### Items from a data source:

▼

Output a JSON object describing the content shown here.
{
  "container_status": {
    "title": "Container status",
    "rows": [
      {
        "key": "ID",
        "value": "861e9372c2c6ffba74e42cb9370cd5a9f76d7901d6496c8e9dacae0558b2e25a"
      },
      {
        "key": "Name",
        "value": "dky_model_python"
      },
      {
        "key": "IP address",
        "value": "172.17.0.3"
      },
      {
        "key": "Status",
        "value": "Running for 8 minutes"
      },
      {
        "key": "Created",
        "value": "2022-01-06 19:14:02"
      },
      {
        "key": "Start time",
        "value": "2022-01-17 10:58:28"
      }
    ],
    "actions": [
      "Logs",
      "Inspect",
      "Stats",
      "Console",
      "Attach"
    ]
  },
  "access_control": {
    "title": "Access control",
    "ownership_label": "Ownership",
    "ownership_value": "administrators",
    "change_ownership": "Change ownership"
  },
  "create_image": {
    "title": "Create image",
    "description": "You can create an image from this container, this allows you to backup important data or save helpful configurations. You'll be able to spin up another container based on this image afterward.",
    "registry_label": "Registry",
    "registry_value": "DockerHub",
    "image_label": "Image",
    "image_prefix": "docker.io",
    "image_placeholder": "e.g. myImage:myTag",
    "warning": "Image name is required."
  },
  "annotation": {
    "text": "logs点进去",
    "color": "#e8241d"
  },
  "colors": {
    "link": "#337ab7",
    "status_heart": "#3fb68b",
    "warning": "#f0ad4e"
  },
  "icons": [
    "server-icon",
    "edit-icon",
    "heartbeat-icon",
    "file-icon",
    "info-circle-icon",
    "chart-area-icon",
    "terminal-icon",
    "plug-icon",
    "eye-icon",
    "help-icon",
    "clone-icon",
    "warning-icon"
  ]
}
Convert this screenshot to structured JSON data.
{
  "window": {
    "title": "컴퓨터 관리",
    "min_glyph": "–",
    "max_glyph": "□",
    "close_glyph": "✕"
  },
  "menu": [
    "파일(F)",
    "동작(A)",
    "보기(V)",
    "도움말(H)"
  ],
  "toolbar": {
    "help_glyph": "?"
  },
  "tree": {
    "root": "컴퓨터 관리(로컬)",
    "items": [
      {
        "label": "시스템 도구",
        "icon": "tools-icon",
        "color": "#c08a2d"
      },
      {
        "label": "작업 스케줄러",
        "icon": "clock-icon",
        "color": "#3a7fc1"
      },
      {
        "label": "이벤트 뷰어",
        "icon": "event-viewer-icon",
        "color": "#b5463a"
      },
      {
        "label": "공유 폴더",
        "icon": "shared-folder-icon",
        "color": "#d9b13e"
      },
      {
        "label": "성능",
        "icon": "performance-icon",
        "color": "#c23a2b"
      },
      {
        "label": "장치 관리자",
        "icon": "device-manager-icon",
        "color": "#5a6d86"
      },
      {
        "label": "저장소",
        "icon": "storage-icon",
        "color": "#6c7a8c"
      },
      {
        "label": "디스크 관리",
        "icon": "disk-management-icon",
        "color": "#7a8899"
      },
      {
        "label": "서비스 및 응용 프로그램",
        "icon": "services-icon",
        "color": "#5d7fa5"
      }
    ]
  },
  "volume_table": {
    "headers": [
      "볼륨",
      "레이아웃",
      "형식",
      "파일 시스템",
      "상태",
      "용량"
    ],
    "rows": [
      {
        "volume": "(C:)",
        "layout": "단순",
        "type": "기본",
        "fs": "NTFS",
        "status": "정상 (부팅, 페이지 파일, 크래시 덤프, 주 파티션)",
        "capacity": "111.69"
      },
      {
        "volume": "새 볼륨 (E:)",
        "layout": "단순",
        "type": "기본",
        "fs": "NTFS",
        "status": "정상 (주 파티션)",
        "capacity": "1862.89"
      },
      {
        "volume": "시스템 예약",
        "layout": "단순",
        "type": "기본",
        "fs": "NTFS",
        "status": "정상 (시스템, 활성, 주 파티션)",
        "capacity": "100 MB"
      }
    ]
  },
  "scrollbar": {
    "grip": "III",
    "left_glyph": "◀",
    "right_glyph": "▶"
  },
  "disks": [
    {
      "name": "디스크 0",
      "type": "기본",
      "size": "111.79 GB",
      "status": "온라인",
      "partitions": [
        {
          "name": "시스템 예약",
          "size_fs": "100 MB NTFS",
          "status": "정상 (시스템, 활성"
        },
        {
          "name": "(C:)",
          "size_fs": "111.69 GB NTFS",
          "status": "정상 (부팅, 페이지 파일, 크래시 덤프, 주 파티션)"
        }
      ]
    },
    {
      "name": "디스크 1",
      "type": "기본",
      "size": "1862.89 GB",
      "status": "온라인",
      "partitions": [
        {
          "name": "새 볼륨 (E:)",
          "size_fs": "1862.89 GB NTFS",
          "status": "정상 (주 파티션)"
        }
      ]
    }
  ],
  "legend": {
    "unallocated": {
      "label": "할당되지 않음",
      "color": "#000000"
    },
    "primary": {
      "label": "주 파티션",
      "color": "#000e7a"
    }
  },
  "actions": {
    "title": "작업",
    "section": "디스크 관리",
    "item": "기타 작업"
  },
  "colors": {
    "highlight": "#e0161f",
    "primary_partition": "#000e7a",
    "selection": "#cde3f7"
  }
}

▲

### Objective:
The full set of records should be duplicated exactly.

### Output of the exercise:
Output a JSON object describing the content shown here.
{
  "container_status": {
    "title": "Container status",
    "rows": [
      {
        "key": "ID",
        "value": "861e9372c2c6ffba74e42cb9370cd5a9f76d7901d6496c8e9dacae0558b2e25a"
      },
      {
        "key": "Name",
        "value": "dky_model_python"
      },
      {
        "key": "IP address",
        "value": "172.17.0.3"
      },
      {
        "key": "Status",
        "value": "Running for 8 minutes"
      },
      {
        "key": "Created",
        "value": "2022-01-06 19:14:02"
      },
      {
        "key": "Start time",
        "value": "2022-01-17 10:58:28"
      }
    ],
    "actions": [
      "Logs",
      "Inspect",
      "Stats",
      "Console",
      "Attach"
    ]
  },
  "access_control": {
    "title": "Access control",
    "ownership_label": "Ownership",
    "ownership_value": "administrators",
    "change_ownership": "Change ownership"
  },
  "create_image": {
    "title": "Create image",
    "description": "You can create an image from this container, this allows you to backup important data or save helpful configurations. You'll be able to spin up another container based on this image afterward.",
    "registry_label": "Registry",
    "registry_value": "DockerHub",
    "image_label": "Image",
    "image_prefix": "docker.io",
    "image_placeholder": "e.g. myImage:myTag",
    "warning": "Image name is required."
  },
  "annotation": {
    "text": "logs点进去",
    "color": "#e8241d"
  },
  "colors": {
    "link": "#337ab7",
    "status_heart": "#3fb68b",
    "warning": "#f0ad4e"
  },
  "icons": [
    "server-icon",
    "edit-icon",
    "heartbeat-icon",
    "file-icon",
    "info-circle-icon",
    "chart-area-icon",
    "terminal-icon",
    "plug-icon",
    "eye-icon",
    "help-icon",
    "clone-icon",
    "warning-icon"
  ]
}
Convert this screenshot to structured JSON data.
{
  "window": {
    "title": "컴퓨터 관리",
    "min_glyph": "–",
    "max_glyph": "□",
    "close_glyph": "✕"
  },
  "menu": [
    "파일(F)",
    "동작(A)",
    "보기(V)",
    "도움말(H)"
  ],
  "toolbar": {
    "help_glyph": "?"
  },
  "tree": {
    "root": "컴퓨터 관리(로컬)",
    "items": [
      {
        "label": "시스템 도구",
        "icon": "tools-icon",
        "color": "#c08a2d"
      },
      {
        "label": "작업 스케줄러",
        "icon": "clock-icon",
        "color": "#3a7fc1"
      },
      {
        "label": "이벤트 뷰어",
        "icon": "event-viewer-icon",
        "color": "#b5463a"
      },
      {
        "label": "공유 폴더",
        "icon": "shared-folder-icon",
        "color": "#d9b13e"
      },
      {
        "label": "성능",
        "icon": "performance-icon",
        "color": "#c23a2b"
      },
      {
        "label": "장치 관리자",
        "icon": "device-manager-icon",
        "color": "#5a6d86"
      },
      {
        "label": "저장소",
        "icon": "storage-icon",
        "color": "#6c7a8c"
      },
      {
        "label": "디스크 관리",
        "icon": "disk-management-icon",
        "color": "#7a8899"
      },
      {
        "label": "서비스 및 응용 프로그램",
        "icon": "services-icon",
        "color": "#5d7fa5"
      }
    ]
  },
  "volume_table": {
    "headers": [
      "볼륨",
      "레이아웃",
      "형식",
      "파일 시스템",
      "상태",
      "용량"
    ],
    "rows": [
      {
        "volume": "(C:)",
        "layout": "단순",
        "type": "기본",
        "fs": "NTFS",
        "status": "정상 (부팅, 페이지 파일, 크래시 덤프, 주 파티션)",
        "capacity": "111.69"
      },
      {
        "volume": "새 볼륨 (E:)",
        "layout": "단순",
        "type": "기본",
        "fs": "NTFS",
        "status": "정상 (주 파티션)",
        "capacity": "1862.89"
      },
      {
        "volume": "시스템 예약",
        "layout": "단순",
        "type": "기본",
        "fs": "NTFS",
        "status": "정상 (시스템, 활성, 주 파티션)",
        "capacity": "100 MB"
      }
    ]
  },
  "scrollbar": {
    "grip": "III",
    "left_glyph": "◀",
    "right_glyph": "▶"
  },
  "disks": [
    {
      "name": "디스크 0",
      "type": "기본",
      "size": "111.79 GB",
      "status": "온라인",
      "partitions": [
        {
          "name": "시스템 예약",
          "size_fs": "100 MB NTFS",
          "status": "정상 (시스템, 활성"
        },
        {
          "name": "(C:)",
          "size_fs": "111.69 GB NTFS",
          "status": "정상 (부팅, 페이지 파일, 크래시 덤프, 주 파티션)"
        }
      ]
    },
    {
      "name": "디스크 1",
      "type": "기본",
      "size": "1862.89 GB",
      "status": "온라인",
      "partitions": [
        {
          "name": "새 볼륨 (E:)",
          "size_fs": "1862.89 GB NTFS",
          "status": "정상 (주 파티션)"
        }
      ]
    }
  ],
  "legend": {
    "unallocated": {
      "label": "할당되지 않음",
      "color": "#000000"
    },
    "primary": {
      "label": "주 파티션",
      "color": "#000e7a"
    }
  },
  "actions": {
    "title": "작업",
    "section": "디스크 관리",
    "item": "기타 작업"
  },
  "colors": {
    "highlight": "#e0161f",
    "primary_partition": "#000e7a",
    "selection": "#cde3f7"
  }
}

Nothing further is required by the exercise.